## Text shown
########################################

The Real “Global South” Today: BRICS*

EDITORIAL, 14 Oct 2013

#294 | Johan Galtung, 14 Oct 2013 - TRANSCEND Media Service

Two basic facts stand out in the world economic development, leaving aside military, political, cultural and social development:

* The BRICS–an acronym becoming a social fact–are emerging;

* The USA-EU are declining; not only as markets, also as producers.

Another way of saying this is that the West has been outcompeted, not by the Rest but by–so far–a select part.  The world market is not constant but increasing sum, but much demand may be met by domestic production, not by import-export.  As part of the story.

The West got the definition of development wrong, still clinging to economic development = economic growth (measured by annual GNP/capita increase). The BRICS understood development differently, adding economic distribution (measured by the ratio in acquisitive power between the top and bottom 20%, and between the CEO and average worker salary; at the macro and micro levels).  No growth spells recession-depression, no distribution spells worse: death.  For economic, like for geographic, positioning, at least two dimensions are needed. A professor in latitudes, or growth, only, is simply not good enough.

########################################

## Material supplied
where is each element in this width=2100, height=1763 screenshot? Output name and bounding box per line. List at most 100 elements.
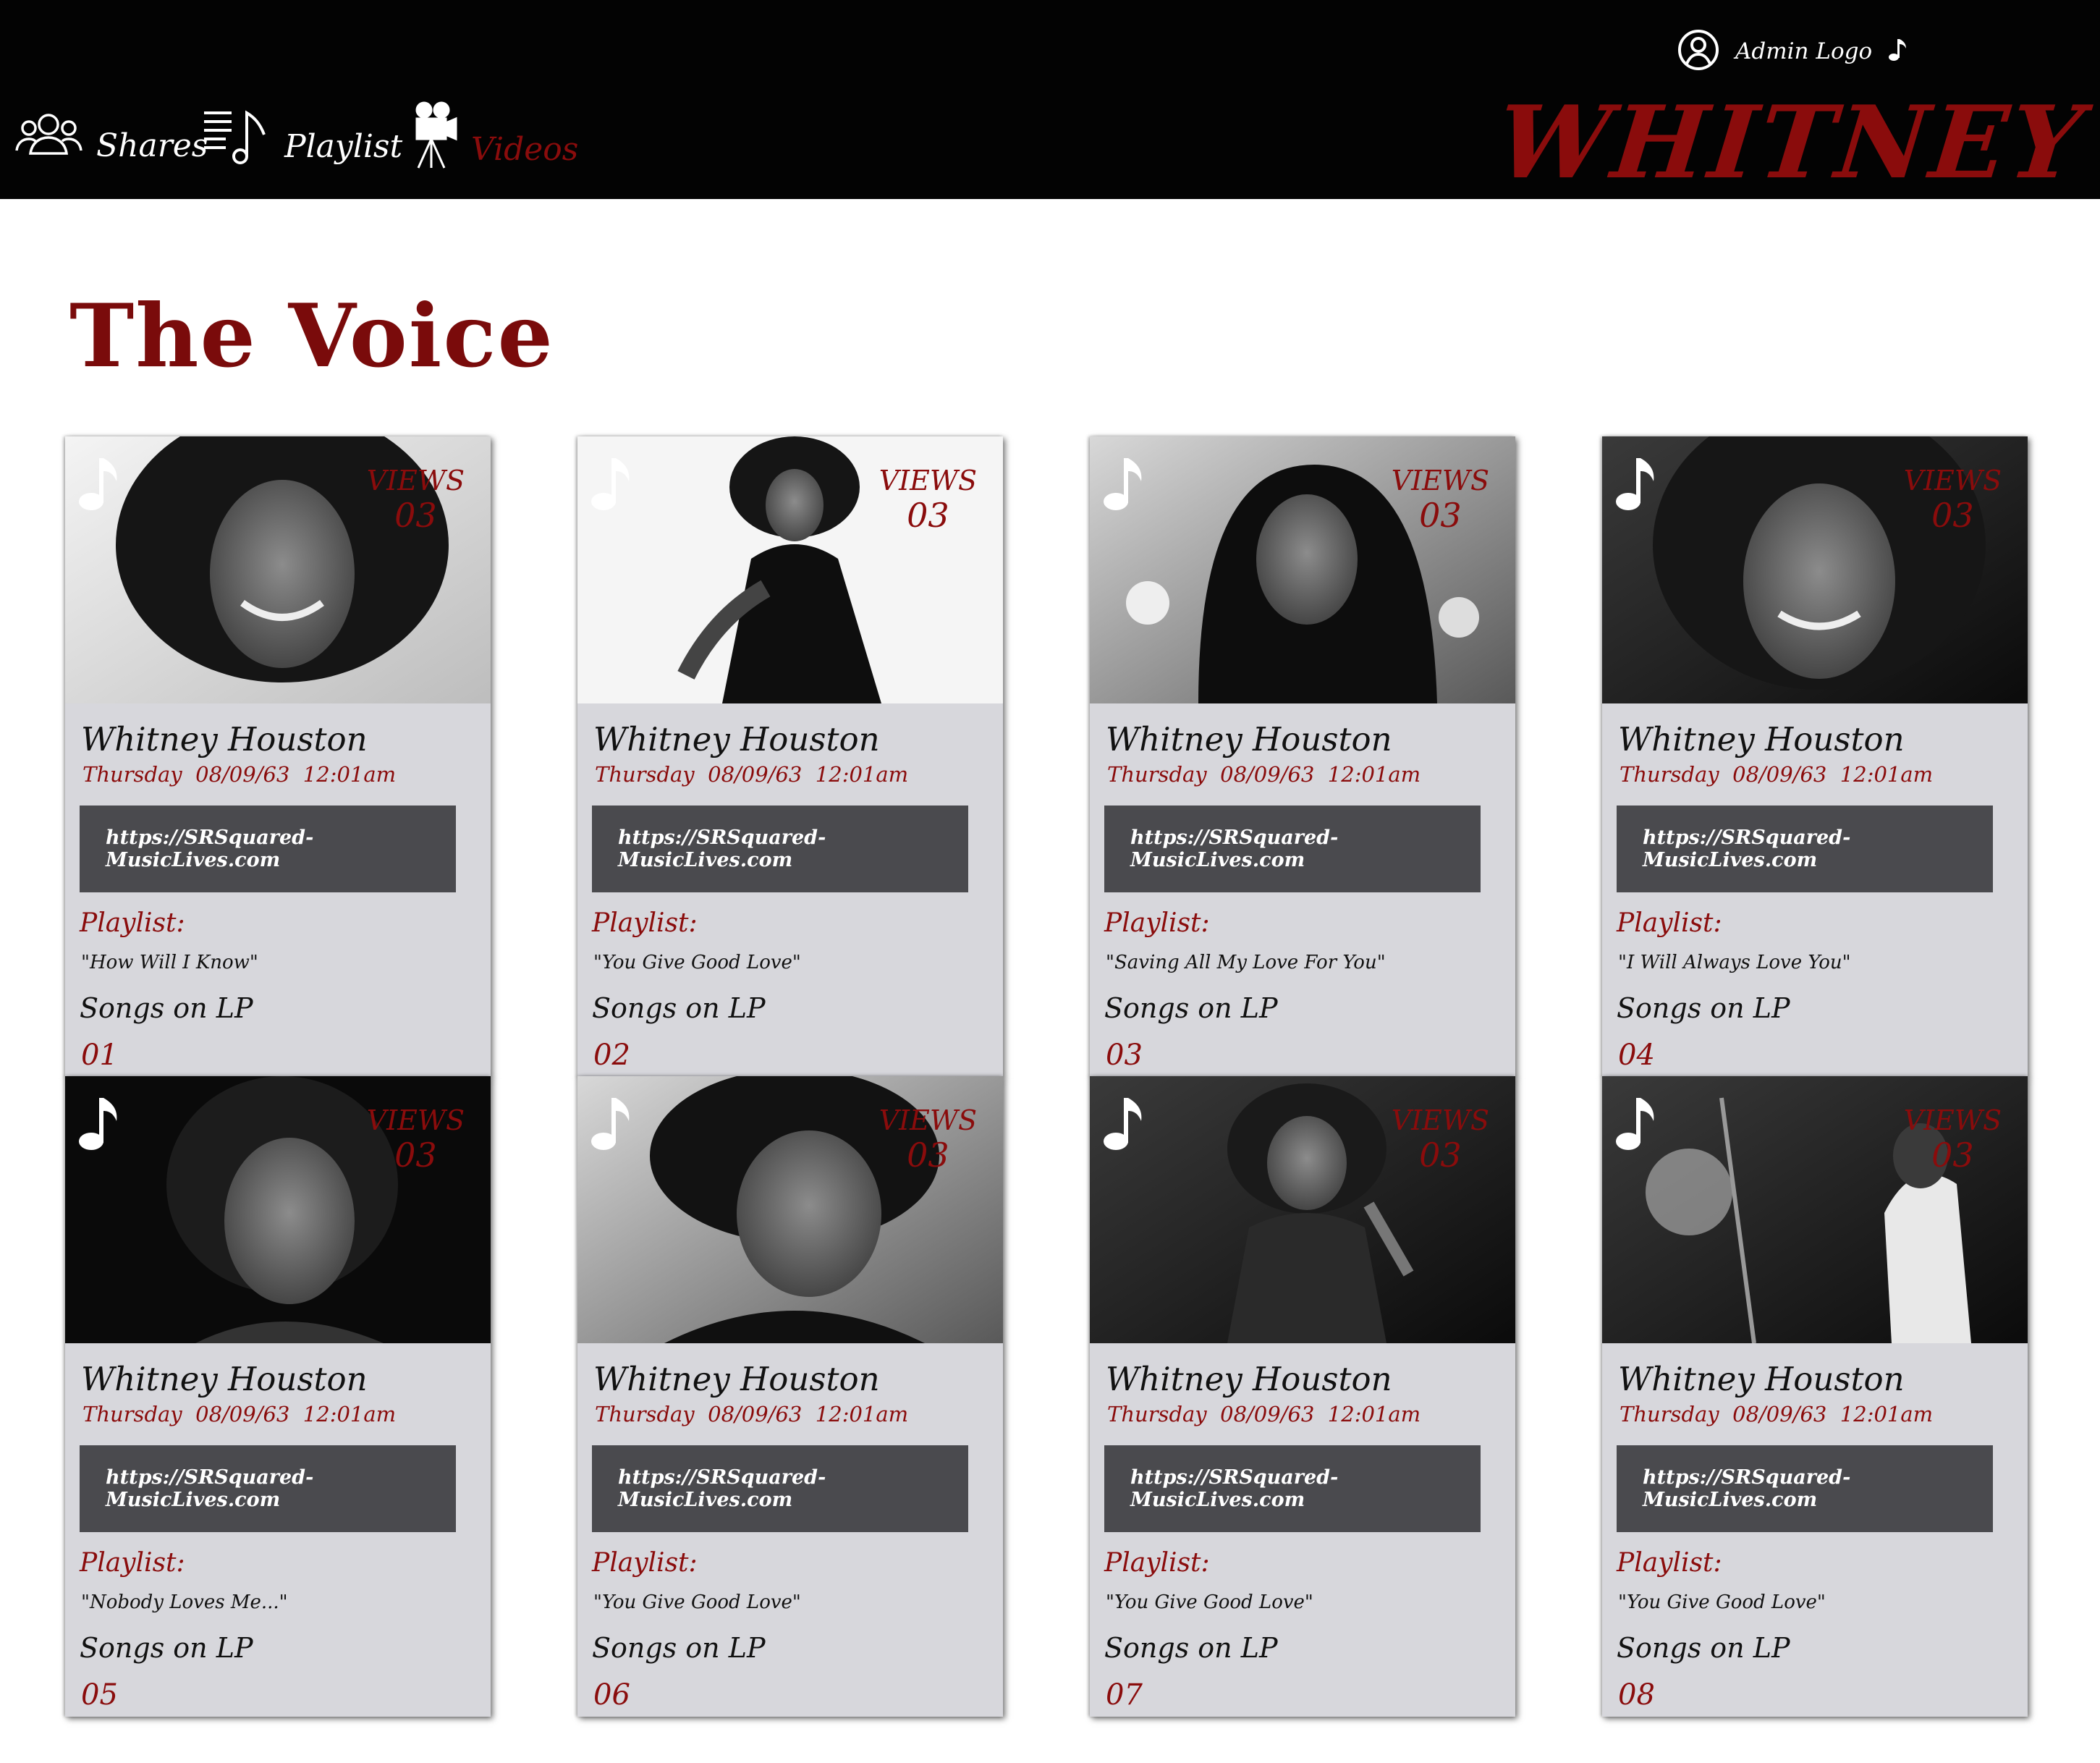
- share-url-link[interactable]: https://SRSquared-MusicLives.com: [1617, 1445, 1993, 1532]
- lp-number: 03: [1106, 1039, 1143, 1072]
- views-counter: VIEWS 03: [1392, 1107, 1489, 1172]
- playlist-label: Playlist:: [592, 908, 698, 938]
- nav-item-playlist[interactable]: Playlist: [203, 106, 402, 167]
- views-counter: VIEWS 03: [1904, 1107, 2002, 1172]
- views-count: 03: [394, 1136, 437, 1175]
- views-counter: VIEWS 03: [879, 1107, 977, 1172]
- users-group-icon: [14, 109, 83, 166]
- artist-name: Whitney Houston: [1106, 1360, 1392, 1398]
- playlist-song: "You Give Good Love": [593, 952, 801, 973]
- share-url-link[interactable]: https://SRSquared-MusicLives.com: [80, 1445, 456, 1532]
- songs-on-lp-label: Songs on LP: [1104, 1632, 1278, 1664]
- share-url-text: https://SRSquared-MusicLives.com: [1643, 1466, 1851, 1511]
- songs-on-lp-label: Songs on LP: [1617, 1632, 1790, 1664]
- views-count: 03: [907, 1136, 949, 1175]
- share-url-text: https://SRSquared-MusicLives.com: [618, 1466, 826, 1511]
- user-circle-icon: [1677, 29, 1719, 74]
- song-card[interactable]: VIEWS 03 Whitney Houston Thursday 08/09/6…: [577, 1076, 1003, 1717]
- share-url-text: https://SRSquared-MusicLives.com: [1130, 1466, 1339, 1511]
- artist-name: Whitney Houston: [593, 1360, 880, 1398]
- views-label: VIEWS: [366, 1104, 465, 1136]
- views-count: 03: [1931, 496, 1974, 535]
- song-card[interactable]: VIEWS 03 Whitney Houston Thursday 08/09/6…: [65, 1076, 491, 1717]
- lp-number: 02: [593, 1039, 630, 1072]
- views-label: VIEWS: [366, 465, 465, 496]
- lp-number: 06: [593, 1678, 630, 1712]
- music-note-icon[interactable]: [1101, 455, 1145, 516]
- artist-name: Whitney Houston: [593, 720, 880, 758]
- songs-on-lp-label: Songs on LP: [1104, 992, 1278, 1024]
- playlist-song: "Saving All My Love For You": [1106, 952, 1386, 973]
- views-label: VIEWS: [1903, 1104, 2002, 1136]
- music-note-icon[interactable]: [1614, 455, 1657, 516]
- views-label: VIEWS: [878, 1104, 977, 1136]
- share-url-link[interactable]: https://SRSquared-MusicLives.com: [80, 806, 456, 892]
- song-card[interactable]: VIEWS 03 Whitney Houston Thursday 08/09/6…: [1090, 436, 1515, 1077]
- playlist-song: "How Will I Know": [81, 952, 258, 973]
- playlist-song: "Nobody Loves Me...": [81, 1591, 288, 1613]
- views-count: 03: [1419, 496, 1462, 535]
- song-card[interactable]: VIEWS 03 Whitney Houston Thursday 08/09/6…: [1602, 436, 2028, 1077]
- music-note-icon: [1888, 38, 1907, 65]
- music-note-icon[interactable]: [589, 455, 632, 516]
- views-label: VIEWS: [1903, 465, 2002, 496]
- post-date: Thursday 08/09/63 12:01am: [82, 762, 397, 787]
- music-note-icon[interactable]: [589, 1095, 632, 1156]
- lp-number: 08: [1618, 1678, 1655, 1712]
- songs-on-lp-label: Songs on LP: [592, 992, 766, 1024]
- views-counter: VIEWS 03: [367, 467, 465, 532]
- playlist-label: Playlist:: [80, 908, 185, 938]
- nav-label-videos: Videos: [471, 131, 579, 168]
- post-date: Thursday 08/09/63 12:01am: [1107, 1402, 1421, 1426]
- brand-logo: WHITNEY: [1491, 83, 2100, 201]
- song-card[interactable]: VIEWS 03 Whitney Houston Thursday 08/09/6…: [65, 436, 491, 1077]
- post-date: Thursday 08/09/63 12:01am: [82, 1402, 397, 1426]
- views-count: 03: [394, 496, 437, 535]
- views-count: 03: [907, 496, 949, 535]
- top-navigation-bar: Shares Playlist Videos Admin Logo WHITNE…: [0, 0, 2100, 201]
- post-date: Thursday 08/09/63 12:01am: [1107, 762, 1421, 787]
- song-card[interactable]: VIEWS 03 Whitney Houston Thursday 08/09/6…: [1090, 1076, 1515, 1717]
- music-note-icon[interactable]: [1101, 1095, 1145, 1156]
- post-date: Thursday 08/09/63 12:01am: [1620, 762, 1934, 787]
- nav-item-videos[interactable]: Videos: [411, 101, 578, 170]
- views-counter: VIEWS 03: [879, 467, 977, 532]
- nav-label-playlist: Playlist: [284, 128, 403, 165]
- admin-logo-label: Admin Logo: [1735, 38, 1873, 64]
- artist-name: Whitney Houston: [1618, 1360, 1905, 1398]
- page-title: The Voice: [69, 285, 554, 387]
- share-url-link[interactable]: https://SRSquared-MusicLives.com: [592, 806, 968, 892]
- music-note-icon[interactable]: [1614, 1095, 1657, 1156]
- song-card[interactable]: VIEWS 03 Whitney Houston Thursday 08/09/6…: [1602, 1076, 2028, 1717]
- song-card[interactable]: VIEWS 03 Whitney Houston Thursday 08/09/6…: [577, 436, 1003, 1077]
- nav-item-shares[interactable]: Shares: [14, 109, 208, 166]
- playlist-song: "You Give Good Love": [593, 1591, 801, 1613]
- music-note-icon[interactable]: [77, 1095, 120, 1156]
- music-note-icon[interactable]: [77, 455, 120, 516]
- share-url-link[interactable]: https://SRSquared-MusicLives.com: [1617, 806, 1993, 892]
- playlist-label: Playlist:: [592, 1548, 698, 1578]
- artist-name: Whitney Houston: [81, 1360, 368, 1398]
- playlist-label: Playlist:: [80, 1548, 185, 1578]
- playlist-song: "I Will Always Love You": [1618, 952, 1851, 973]
- playlist-label: Playlist:: [1104, 1548, 1210, 1578]
- playlist-label: Playlist:: [1617, 908, 1722, 938]
- playlist-music-icon: [203, 106, 271, 167]
- songs-on-lp-label: Songs on LP: [80, 992, 253, 1024]
- film-camera-icon: [411, 101, 458, 170]
- admin-logo-link[interactable]: Admin Logo: [1677, 29, 1907, 74]
- lp-number: 01: [81, 1039, 118, 1072]
- views-counter: VIEWS 03: [367, 1107, 465, 1172]
- lp-number: 04: [1618, 1039, 1655, 1072]
- share-url-text: https://SRSquared-MusicLives.com: [106, 1466, 314, 1511]
- share-url-link[interactable]: https://SRSquared-MusicLives.com: [1104, 1445, 1481, 1532]
- share-url-text: https://SRSquared-MusicLives.com: [1643, 826, 1851, 871]
- artist-name: Whitney Houston: [1618, 720, 1905, 758]
- share-url-text: https://SRSquared-MusicLives.com: [1130, 826, 1339, 871]
- share-url-text: https://SRSquared-MusicLives.com: [106, 826, 314, 871]
- nav-label-shares: Shares: [96, 127, 208, 164]
- share-url-text: https://SRSquared-MusicLives.com: [618, 826, 826, 871]
- share-url-link[interactable]: https://SRSquared-MusicLives.com: [1104, 806, 1481, 892]
- views-counter: VIEWS 03: [1392, 467, 1489, 532]
- share-url-link[interactable]: https://SRSquared-MusicLives.com: [592, 1445, 968, 1532]
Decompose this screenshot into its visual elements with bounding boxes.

########################################

## Problems
A - In the BRICS editorial, what measure does the West use for economic development?
B - Carry on the editorial about BRICS and the declining West from its final sentence.
The data was taken from a different source than the text.

## Exercise results
A - Economic growth, measured by the annual increase in GNP per capita.

B -
Development becomes increasing growth and increasing equality.  Growth alone may lead to flagrant inequality at the expense of those at the bottom and nature–a system we know only too well–distribution alone may lead to the shared misery of some human past. We need both.

The map of the world was also wrong. Rather than two parts, a developed global North and a developing global South, the old division in three was better: the Northwest First Western-[neo]liberal World; the Northeast Second Western-Marxist/socialist World; Alfred Sauvy’s Southwest Third poor World–after the French tiers-état—-with three continents, Catholic South America, mixed Africa, and Islamic, Hindu Asia; and, still better, add a Southeast Fourth Daoist-Confucian-Buddhist World, spearheaded by Japan, and now, indeed, by China.

The second, third and fourth worlds all contribute to the BRICS: R from the Second; B, S and I from the three continents in the Third; C from the Fourth. Today’s real global South is all of the above; the West is Northwest only. Surprising, and there is much more to cone.

The mainstream development model was also wrong: learning from the more developed countries, MDC, the less developed LDC would catch up and the least developed LLDC with them; supervised by Washington DC to preserve, by and large, the order.  Socialism was a loser.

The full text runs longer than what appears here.